* start *
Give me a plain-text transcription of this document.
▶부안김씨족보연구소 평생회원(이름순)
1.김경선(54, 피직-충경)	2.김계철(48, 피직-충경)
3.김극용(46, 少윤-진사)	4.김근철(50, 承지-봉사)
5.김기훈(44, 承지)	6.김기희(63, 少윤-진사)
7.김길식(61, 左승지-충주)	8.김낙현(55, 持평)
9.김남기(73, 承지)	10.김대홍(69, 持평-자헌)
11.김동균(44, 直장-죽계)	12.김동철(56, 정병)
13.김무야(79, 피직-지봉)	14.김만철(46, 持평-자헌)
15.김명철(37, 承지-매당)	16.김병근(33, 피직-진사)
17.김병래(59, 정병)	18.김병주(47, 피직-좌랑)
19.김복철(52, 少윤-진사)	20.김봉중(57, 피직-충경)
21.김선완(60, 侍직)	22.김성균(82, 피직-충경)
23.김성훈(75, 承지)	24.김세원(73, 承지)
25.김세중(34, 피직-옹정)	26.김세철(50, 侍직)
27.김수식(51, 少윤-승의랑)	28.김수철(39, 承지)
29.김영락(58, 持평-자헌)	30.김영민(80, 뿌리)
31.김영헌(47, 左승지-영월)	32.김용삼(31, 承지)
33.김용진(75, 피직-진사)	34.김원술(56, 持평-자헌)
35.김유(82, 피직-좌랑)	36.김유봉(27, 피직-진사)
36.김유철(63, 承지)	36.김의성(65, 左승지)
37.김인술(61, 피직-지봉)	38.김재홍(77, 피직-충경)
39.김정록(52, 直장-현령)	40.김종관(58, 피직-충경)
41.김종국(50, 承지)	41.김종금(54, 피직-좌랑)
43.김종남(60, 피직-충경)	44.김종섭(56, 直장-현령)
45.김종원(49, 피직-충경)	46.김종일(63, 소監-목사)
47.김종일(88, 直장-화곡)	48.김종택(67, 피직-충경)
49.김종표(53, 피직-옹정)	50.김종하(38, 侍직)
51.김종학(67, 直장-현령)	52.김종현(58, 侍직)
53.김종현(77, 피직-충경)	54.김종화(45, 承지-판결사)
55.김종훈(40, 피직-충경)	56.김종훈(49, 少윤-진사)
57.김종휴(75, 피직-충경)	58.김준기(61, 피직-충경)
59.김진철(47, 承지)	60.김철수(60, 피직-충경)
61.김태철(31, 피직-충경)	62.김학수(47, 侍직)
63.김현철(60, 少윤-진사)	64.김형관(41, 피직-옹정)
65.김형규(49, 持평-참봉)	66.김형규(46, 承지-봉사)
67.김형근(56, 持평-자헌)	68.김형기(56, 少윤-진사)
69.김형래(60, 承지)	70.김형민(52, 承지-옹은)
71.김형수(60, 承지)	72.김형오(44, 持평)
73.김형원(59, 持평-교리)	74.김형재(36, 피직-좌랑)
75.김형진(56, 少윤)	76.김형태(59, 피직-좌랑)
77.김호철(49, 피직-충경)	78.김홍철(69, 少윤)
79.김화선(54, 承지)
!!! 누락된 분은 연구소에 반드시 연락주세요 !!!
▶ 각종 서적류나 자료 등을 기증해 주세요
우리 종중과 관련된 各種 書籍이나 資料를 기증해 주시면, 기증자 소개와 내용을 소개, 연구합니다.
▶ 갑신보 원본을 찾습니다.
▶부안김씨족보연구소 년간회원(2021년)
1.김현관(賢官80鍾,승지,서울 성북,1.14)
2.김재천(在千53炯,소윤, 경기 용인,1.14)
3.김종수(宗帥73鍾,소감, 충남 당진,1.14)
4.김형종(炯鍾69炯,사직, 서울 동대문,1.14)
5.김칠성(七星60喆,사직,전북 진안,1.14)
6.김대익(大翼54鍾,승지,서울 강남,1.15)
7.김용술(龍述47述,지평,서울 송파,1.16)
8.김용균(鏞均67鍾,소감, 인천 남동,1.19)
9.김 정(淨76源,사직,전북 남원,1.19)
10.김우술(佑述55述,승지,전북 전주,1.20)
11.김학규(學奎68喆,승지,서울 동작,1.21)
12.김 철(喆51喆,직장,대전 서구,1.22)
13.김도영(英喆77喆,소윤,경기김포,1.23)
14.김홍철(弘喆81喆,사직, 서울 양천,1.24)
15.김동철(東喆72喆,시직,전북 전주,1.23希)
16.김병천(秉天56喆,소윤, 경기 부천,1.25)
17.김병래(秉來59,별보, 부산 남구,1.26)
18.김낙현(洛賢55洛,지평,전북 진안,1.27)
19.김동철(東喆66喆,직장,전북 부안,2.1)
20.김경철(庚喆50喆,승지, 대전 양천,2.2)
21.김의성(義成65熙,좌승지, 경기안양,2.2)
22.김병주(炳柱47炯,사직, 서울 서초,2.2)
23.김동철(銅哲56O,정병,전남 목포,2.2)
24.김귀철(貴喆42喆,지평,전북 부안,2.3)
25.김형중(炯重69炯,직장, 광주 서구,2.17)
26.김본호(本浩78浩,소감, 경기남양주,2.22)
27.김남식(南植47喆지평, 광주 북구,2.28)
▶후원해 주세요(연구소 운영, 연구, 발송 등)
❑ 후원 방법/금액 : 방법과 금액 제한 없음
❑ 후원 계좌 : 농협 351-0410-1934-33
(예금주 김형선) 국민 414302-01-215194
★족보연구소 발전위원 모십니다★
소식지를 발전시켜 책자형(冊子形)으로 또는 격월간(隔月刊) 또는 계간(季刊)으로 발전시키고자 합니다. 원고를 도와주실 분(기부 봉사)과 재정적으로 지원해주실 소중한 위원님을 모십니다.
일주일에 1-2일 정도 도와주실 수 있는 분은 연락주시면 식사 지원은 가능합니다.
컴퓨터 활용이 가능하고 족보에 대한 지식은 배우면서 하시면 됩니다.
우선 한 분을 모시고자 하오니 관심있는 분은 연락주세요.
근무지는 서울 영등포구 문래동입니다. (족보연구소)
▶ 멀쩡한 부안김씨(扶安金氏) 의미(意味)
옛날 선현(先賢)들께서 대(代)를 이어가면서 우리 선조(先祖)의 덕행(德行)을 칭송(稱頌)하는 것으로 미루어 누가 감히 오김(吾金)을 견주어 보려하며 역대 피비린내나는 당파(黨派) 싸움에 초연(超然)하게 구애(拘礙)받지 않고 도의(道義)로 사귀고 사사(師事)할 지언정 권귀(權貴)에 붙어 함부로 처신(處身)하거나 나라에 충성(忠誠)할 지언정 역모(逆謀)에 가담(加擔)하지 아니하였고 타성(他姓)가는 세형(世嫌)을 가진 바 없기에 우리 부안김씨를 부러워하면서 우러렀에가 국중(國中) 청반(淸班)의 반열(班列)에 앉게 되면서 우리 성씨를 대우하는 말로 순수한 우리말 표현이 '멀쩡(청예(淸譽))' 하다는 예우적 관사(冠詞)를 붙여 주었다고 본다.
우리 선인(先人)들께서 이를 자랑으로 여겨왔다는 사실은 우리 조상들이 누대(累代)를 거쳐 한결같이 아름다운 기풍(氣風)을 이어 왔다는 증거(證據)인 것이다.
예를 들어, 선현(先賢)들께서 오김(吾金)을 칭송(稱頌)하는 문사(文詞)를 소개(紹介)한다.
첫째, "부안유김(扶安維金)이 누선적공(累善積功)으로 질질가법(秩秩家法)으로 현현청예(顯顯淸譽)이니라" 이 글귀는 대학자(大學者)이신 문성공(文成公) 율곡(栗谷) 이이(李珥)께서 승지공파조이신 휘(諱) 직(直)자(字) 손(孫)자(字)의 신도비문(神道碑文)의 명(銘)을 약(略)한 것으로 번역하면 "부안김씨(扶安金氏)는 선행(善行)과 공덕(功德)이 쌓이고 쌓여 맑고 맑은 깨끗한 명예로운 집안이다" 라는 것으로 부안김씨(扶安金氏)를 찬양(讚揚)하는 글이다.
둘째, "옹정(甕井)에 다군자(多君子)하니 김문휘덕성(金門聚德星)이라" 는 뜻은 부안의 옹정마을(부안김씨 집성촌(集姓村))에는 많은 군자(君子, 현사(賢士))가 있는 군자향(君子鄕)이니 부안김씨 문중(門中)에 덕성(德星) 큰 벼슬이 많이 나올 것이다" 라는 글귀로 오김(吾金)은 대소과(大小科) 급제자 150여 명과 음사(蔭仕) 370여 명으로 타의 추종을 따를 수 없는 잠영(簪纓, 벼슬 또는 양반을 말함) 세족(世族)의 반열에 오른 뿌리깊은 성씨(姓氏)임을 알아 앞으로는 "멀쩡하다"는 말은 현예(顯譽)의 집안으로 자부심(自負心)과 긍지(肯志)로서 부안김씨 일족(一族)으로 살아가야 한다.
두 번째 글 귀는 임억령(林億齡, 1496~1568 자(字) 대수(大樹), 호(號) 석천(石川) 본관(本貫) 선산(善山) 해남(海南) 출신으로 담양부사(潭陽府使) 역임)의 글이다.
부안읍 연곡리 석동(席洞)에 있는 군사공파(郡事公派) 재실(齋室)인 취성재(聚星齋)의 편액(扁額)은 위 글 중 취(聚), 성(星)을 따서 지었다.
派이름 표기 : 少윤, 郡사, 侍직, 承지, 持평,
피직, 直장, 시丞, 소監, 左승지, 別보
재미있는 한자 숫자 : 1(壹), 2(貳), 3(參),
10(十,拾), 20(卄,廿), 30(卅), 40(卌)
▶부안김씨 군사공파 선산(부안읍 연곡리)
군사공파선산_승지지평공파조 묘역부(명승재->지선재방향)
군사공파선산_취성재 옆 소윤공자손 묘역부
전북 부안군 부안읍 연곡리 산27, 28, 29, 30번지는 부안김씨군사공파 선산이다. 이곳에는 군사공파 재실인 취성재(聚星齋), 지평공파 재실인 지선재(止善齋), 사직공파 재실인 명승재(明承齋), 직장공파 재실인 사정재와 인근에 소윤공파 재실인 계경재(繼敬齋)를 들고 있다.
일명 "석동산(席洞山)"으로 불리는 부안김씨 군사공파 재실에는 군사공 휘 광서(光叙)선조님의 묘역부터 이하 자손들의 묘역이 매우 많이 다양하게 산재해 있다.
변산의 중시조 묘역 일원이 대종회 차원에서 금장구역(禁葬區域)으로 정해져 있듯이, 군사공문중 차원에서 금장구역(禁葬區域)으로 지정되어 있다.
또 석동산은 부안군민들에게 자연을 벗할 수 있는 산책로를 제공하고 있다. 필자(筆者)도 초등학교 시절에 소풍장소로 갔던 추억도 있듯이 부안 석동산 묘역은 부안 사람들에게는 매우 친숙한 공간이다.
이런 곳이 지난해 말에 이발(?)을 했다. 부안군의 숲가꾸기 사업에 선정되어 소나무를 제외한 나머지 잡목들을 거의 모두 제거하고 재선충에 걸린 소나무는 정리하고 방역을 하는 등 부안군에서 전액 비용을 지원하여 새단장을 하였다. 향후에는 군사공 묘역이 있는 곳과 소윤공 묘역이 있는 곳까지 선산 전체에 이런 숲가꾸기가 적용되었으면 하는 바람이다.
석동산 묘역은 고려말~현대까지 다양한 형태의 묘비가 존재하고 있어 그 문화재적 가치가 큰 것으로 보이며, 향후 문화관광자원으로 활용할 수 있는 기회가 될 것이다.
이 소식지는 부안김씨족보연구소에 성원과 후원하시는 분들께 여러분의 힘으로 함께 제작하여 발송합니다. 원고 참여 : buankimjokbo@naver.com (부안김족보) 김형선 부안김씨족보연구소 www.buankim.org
* end *
Find all lines with "扶安金氏" in them and copy each one.

**Final result:**
▶ 멀쩡한 부안김씨(扶安金氏) 의미(意味)
첫째, "부안유김(扶安維金)이 누선적공(累善積功)으로 질질가법(秩秩家法)으로 현현청예(顯顯淸譽)이니라" 이 글귀는 대학자(大學者)이신 문성공(文成公) 율곡(栗谷) 이이(李珥)께서 승지공파조이신 휘(諱) 직(直)자(字) 손(孫)자(字)의 신도비문(神道碑文)의 명(銘)을 약(略)한 것으로 번역하면 "부안김씨(扶安金氏)는 선행(善行)과 공덕(功德)이 쌓이고 쌓여 맑고 맑은 깨끗한 명예로운 집안이다" 라는 것으로 부안김씨(扶安金氏)를 찬양(讚揚)하는 글이다.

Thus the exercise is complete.